**WRITTEN REQUEST:**
Count the lines in the material below that contain the string "status" and reply with that number alone.

**INFORMATION SHOWN:**
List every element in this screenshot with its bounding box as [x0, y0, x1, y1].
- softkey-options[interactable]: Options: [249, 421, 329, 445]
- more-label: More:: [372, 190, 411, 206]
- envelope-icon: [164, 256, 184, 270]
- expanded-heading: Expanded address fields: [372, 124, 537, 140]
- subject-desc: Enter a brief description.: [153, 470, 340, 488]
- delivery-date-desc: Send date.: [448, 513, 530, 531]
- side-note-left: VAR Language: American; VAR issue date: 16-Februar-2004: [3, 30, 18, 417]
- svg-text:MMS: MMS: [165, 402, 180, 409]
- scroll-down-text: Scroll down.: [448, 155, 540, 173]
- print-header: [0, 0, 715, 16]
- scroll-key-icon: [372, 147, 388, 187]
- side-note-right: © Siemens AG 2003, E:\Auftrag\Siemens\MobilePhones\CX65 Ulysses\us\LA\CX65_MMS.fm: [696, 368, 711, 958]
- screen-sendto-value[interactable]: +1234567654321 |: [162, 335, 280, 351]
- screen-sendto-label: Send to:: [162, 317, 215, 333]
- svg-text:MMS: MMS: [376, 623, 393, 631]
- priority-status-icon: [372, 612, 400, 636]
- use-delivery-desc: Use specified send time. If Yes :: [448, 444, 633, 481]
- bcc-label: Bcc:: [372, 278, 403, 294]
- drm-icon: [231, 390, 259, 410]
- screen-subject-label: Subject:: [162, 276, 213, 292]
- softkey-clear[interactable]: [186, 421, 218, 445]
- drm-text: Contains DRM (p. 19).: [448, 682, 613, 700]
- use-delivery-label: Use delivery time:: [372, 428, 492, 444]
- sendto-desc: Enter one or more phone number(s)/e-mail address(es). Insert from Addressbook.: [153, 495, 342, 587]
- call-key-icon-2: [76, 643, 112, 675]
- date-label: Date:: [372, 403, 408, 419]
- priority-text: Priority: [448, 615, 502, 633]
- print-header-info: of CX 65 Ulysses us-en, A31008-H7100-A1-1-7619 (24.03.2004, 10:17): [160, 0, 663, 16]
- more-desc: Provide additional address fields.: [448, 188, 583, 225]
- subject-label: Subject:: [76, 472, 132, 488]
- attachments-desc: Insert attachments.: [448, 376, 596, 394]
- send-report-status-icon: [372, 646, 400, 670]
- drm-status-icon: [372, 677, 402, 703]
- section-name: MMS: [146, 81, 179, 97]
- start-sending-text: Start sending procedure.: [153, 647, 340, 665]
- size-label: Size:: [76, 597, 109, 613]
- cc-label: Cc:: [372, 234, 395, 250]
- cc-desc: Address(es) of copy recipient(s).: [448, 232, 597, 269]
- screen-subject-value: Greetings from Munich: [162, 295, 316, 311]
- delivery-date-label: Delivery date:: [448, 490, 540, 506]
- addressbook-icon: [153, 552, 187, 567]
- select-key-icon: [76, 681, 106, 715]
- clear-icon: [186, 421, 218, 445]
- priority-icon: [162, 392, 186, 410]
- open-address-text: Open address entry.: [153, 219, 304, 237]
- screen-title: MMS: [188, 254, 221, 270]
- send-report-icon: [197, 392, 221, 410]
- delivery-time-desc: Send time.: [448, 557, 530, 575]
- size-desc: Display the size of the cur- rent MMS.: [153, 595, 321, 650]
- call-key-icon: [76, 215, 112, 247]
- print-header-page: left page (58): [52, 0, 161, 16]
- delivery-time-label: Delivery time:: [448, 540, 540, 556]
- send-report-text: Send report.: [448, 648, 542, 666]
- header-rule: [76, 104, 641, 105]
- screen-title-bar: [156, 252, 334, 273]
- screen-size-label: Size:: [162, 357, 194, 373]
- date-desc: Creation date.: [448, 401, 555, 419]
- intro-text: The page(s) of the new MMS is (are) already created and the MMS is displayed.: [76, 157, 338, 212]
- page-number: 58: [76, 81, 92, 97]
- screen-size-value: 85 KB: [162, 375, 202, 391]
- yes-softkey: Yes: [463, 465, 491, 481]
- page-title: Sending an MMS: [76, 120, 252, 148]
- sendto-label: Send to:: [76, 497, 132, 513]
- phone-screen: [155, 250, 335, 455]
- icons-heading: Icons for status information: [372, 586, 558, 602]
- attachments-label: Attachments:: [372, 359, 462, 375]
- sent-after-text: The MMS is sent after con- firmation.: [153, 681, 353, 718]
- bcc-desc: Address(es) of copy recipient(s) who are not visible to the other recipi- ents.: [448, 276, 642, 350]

**RESULT OF THE EXERCISE:**
4